What you have to do: Reproduce each of these rows word for word, in the same order.

— Start of Input material —

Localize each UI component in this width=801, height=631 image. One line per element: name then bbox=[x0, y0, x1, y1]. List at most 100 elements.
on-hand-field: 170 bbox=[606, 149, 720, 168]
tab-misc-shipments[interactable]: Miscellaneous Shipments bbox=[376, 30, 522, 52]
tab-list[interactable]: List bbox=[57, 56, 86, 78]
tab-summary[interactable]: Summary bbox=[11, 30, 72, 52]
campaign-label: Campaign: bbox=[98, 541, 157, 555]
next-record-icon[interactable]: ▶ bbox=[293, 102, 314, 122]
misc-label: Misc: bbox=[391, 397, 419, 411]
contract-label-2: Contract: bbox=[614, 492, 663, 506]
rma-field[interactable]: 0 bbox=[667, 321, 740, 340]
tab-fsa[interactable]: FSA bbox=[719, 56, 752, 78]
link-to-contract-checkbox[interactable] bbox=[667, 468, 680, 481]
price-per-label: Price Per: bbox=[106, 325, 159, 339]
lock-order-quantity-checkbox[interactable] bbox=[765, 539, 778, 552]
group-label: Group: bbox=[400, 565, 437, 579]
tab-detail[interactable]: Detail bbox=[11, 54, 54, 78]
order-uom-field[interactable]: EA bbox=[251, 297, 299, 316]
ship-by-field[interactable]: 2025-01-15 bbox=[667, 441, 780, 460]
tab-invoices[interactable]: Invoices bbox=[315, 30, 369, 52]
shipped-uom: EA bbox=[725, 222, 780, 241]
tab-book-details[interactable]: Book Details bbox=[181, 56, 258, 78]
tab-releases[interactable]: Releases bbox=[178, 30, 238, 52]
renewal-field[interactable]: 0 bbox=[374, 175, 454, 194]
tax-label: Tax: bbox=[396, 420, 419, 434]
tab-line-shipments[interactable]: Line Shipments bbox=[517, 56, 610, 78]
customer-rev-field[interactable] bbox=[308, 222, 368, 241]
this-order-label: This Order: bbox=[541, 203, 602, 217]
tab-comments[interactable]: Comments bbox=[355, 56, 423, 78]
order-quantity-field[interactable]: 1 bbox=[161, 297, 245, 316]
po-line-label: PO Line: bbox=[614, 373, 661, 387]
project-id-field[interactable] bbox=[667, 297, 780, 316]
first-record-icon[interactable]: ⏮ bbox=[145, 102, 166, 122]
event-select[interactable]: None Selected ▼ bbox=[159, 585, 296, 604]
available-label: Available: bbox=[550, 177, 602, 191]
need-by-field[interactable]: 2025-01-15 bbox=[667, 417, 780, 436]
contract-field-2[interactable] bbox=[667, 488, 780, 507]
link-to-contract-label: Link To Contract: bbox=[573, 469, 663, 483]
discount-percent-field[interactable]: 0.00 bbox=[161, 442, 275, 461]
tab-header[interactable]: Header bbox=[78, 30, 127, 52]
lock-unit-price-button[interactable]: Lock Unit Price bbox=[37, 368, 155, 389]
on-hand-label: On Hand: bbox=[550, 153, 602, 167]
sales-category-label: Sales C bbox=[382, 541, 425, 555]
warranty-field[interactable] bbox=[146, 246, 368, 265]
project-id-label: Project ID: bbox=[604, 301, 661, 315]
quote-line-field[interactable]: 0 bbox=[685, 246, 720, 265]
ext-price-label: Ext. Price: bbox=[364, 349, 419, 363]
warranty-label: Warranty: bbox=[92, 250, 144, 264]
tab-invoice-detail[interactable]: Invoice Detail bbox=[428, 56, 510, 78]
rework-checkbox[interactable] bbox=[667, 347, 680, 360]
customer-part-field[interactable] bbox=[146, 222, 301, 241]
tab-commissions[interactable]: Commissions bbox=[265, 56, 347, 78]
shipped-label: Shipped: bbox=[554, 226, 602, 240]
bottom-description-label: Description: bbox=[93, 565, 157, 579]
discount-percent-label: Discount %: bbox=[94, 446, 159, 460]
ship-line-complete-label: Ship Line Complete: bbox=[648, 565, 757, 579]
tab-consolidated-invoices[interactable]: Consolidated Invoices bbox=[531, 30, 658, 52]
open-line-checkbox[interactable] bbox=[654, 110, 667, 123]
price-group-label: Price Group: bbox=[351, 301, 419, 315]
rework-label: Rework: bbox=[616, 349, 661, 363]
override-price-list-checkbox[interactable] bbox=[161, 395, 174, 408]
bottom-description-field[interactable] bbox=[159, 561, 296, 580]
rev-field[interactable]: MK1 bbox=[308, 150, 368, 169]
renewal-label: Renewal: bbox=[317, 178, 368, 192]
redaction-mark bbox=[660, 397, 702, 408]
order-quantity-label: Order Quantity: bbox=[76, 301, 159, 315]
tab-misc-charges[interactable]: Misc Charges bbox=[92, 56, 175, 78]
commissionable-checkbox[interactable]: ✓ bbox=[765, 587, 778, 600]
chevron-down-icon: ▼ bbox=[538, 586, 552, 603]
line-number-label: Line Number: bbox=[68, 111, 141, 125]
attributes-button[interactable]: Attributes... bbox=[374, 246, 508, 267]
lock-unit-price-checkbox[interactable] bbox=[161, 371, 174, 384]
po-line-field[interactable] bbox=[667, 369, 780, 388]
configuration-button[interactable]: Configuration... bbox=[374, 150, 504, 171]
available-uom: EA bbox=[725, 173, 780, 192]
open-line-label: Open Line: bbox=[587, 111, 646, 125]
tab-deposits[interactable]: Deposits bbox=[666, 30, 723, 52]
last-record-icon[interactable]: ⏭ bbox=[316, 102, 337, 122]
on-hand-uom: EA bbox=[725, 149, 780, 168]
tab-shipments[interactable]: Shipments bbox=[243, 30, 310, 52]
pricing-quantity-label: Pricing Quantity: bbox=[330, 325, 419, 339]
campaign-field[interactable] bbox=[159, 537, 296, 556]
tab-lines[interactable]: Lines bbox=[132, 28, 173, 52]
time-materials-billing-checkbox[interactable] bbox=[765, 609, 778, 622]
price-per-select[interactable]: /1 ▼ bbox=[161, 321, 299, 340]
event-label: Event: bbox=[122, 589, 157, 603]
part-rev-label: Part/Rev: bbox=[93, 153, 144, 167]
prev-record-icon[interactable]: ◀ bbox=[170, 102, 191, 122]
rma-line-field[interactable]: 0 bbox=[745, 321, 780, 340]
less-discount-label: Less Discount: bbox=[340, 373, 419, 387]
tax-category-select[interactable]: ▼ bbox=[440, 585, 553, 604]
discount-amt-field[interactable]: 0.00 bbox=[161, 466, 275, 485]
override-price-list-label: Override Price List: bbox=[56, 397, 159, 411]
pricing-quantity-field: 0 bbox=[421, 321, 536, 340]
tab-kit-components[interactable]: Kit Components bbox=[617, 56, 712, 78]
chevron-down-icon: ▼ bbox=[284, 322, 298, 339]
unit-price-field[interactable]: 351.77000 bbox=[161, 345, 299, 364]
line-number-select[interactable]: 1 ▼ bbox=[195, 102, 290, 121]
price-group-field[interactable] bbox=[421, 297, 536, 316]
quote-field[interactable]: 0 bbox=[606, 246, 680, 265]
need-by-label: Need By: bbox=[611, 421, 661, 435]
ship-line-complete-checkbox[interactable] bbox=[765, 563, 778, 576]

— End of Input material —

Result of this task:
Localize each UI component in this width=801, height=631 image. One line per element: name then bbox=[x0, y0, x1, y1]. List at most 100 elements.
on-hand-field: 170 bbox=[606, 149, 720, 168]
tab-misc-shipments[interactable]: Miscellaneous Shipments bbox=[376, 30, 522, 52]
tab-list[interactable]: List bbox=[57, 56, 86, 78]
tab-summary[interactable]: Summary bbox=[11, 30, 72, 52]
campaign-label: Campaign: bbox=[98, 541, 157, 555]
next-record-icon[interactable]: ▶ bbox=[293, 102, 314, 122]
misc-label: Misc: bbox=[391, 397, 419, 411]
contract-label-2: Contract: bbox=[614, 492, 663, 506]
rma-field[interactable]: 0 bbox=[667, 321, 740, 340]
tab-fsa[interactable]: FSA bbox=[719, 56, 752, 78]
link-to-contract-checkbox[interactable] bbox=[667, 468, 680, 481]
price-per-label: Price Per: bbox=[106, 325, 159, 339]
lock-order-quantity-checkbox[interactable] bbox=[765, 539, 778, 552]
group-label: Group: bbox=[400, 565, 437, 579]
tab-detail[interactable]: Detail bbox=[11, 54, 54, 78]
order-uom-field[interactable]: EA bbox=[251, 297, 299, 316]
ship-by-field[interactable]: 2025-01-15 bbox=[667, 441, 780, 460]
tab-invoices[interactable]: Invoices bbox=[315, 30, 369, 52]
shipped-uom: EA bbox=[725, 222, 780, 241]
tab-book-details[interactable]: Book Details bbox=[181, 56, 258, 78]
tab-releases[interactable]: Releases bbox=[178, 30, 238, 52]
renewal-field[interactable]: 0 bbox=[374, 175, 454, 194]
tax-label: Tax: bbox=[396, 420, 419, 434]
tab-line-shipments[interactable]: Line Shipments bbox=[517, 56, 610, 78]
customer-rev-field[interactable] bbox=[308, 222, 368, 241]
this-order-label: This Order: bbox=[541, 203, 602, 217]
tab-comments[interactable]: Comments bbox=[355, 56, 423, 78]
order-quantity-field[interactable]: 1 bbox=[161, 297, 245, 316]
po-line-label: PO Line: bbox=[614, 373, 661, 387]
project-id-field[interactable] bbox=[667, 297, 780, 316]
first-record-icon[interactable]: ⏮ bbox=[145, 102, 166, 122]
event-select[interactable]: None Selected ▼ bbox=[159, 585, 296, 604]
available-label: Available: bbox=[550, 177, 602, 191]
need-by-field[interactable]: 2025-01-15 bbox=[667, 417, 780, 436]
contract-field-2[interactable] bbox=[667, 488, 780, 507]
link-to-contract-label: Link To Contract: bbox=[573, 469, 663, 483]
discount-percent-field[interactable]: 0.00 bbox=[161, 442, 275, 461]
tab-header[interactable]: Header bbox=[78, 30, 127, 52]
lock-unit-price-button[interactable]: Lock Unit Price bbox=[37, 368, 155, 389]
on-hand-label: On Hand: bbox=[550, 153, 602, 167]
sales-category-label: Sales C bbox=[382, 541, 425, 555]
warranty-field[interactable] bbox=[146, 246, 368, 265]
project-id-label: Project ID: bbox=[604, 301, 661, 315]
quote-line-field[interactable]: 0 bbox=[685, 246, 720, 265]
ext-price-label: Ext. Price: bbox=[364, 349, 419, 363]
warranty-label: Warranty: bbox=[92, 250, 144, 264]
tab-invoice-detail[interactable]: Invoice Detail bbox=[428, 56, 510, 78]
rework-checkbox[interactable] bbox=[667, 347, 680, 360]
customer-part-field[interactable] bbox=[146, 222, 301, 241]
tab-commissions[interactable]: Commissions bbox=[265, 56, 347, 78]
shipped-label: Shipped: bbox=[554, 226, 602, 240]
bottom-description-label: Description: bbox=[93, 565, 157, 579]
discount-percent-label: Discount %: bbox=[94, 446, 159, 460]
ship-line-complete-label: Ship Line Complete: bbox=[648, 565, 757, 579]
tab-consolidated-invoices[interactable]: Consolidated Invoices bbox=[531, 30, 658, 52]
open-line-checkbox[interactable] bbox=[654, 110, 667, 123]
price-group-label: Price Group: bbox=[351, 301, 419, 315]
rework-label: Rework: bbox=[616, 349, 661, 363]
override-price-list-checkbox[interactable] bbox=[161, 395, 174, 408]
bottom-description-field[interactable] bbox=[159, 561, 296, 580]
rev-field[interactable]: MK1 bbox=[308, 150, 368, 169]
renewal-label: Renewal: bbox=[317, 178, 368, 192]
redaction-mark bbox=[660, 397, 702, 408]
order-quantity-label: Order Quantity: bbox=[76, 301, 159, 315]
tab-misc-charges[interactable]: Misc Charges bbox=[92, 56, 175, 78]
commissionable-checkbox[interactable]: ✓ bbox=[765, 587, 778, 600]
chevron-down-icon: ▼ bbox=[538, 586, 552, 603]
line-number-label: Line Number: bbox=[68, 111, 141, 125]
attributes-button[interactable]: Attributes... bbox=[374, 246, 508, 267]
lock-unit-price-checkbox[interactable] bbox=[161, 371, 174, 384]
po-line-field[interactable] bbox=[667, 369, 780, 388]
configuration-button[interactable]: Configuration... bbox=[374, 150, 504, 171]
available-uom: EA bbox=[725, 173, 780, 192]
open-line-label: Open Line: bbox=[587, 111, 646, 125]
tab-deposits[interactable]: Deposits bbox=[666, 30, 723, 52]
last-record-icon[interactable]: ⏭ bbox=[316, 102, 337, 122]
on-hand-uom: EA bbox=[725, 149, 780, 168]
tab-shipments[interactable]: Shipments bbox=[243, 30, 310, 52]
pricing-quantity-label: Pricing Quantity: bbox=[330, 325, 419, 339]
campaign-field[interactable] bbox=[159, 537, 296, 556]
tab-lines[interactable]: Lines bbox=[132, 28, 173, 52]
time-materials-billing-checkbox[interactable] bbox=[765, 609, 778, 622]
price-per-select[interactable]: /1 ▼ bbox=[161, 321, 299, 340]
event-label: Event: bbox=[122, 589, 157, 603]
part-rev-label: Part/Rev: bbox=[93, 153, 144, 167]
prev-record-icon[interactable]: ◀ bbox=[170, 102, 191, 122]
rma-line-field[interactable]: 0 bbox=[745, 321, 780, 340]
less-discount-label: Less Discount: bbox=[340, 373, 419, 387]
tax-category-select[interactable]: ▼ bbox=[440, 585, 553, 604]
discount-amt-field[interactable]: 0.00 bbox=[161, 466, 275, 485]
override-price-list-label: Override Price List: bbox=[56, 397, 159, 411]
pricing-quantity-field: 0 bbox=[421, 321, 536, 340]
tab-kit-components[interactable]: Kit Components bbox=[617, 56, 712, 78]
chevron-down-icon: ▼ bbox=[284, 322, 298, 339]
unit-price-field[interactable]: 351.77000 bbox=[161, 345, 299, 364]
line-number-select[interactable]: 1 ▼ bbox=[195, 102, 290, 121]
price-group-field[interactable] bbox=[421, 297, 536, 316]
quote-field[interactable]: 0 bbox=[606, 246, 680, 265]
need-by-label: Need By: bbox=[611, 421, 661, 435]
ship-line-complete-checkbox[interactable] bbox=[765, 563, 778, 576]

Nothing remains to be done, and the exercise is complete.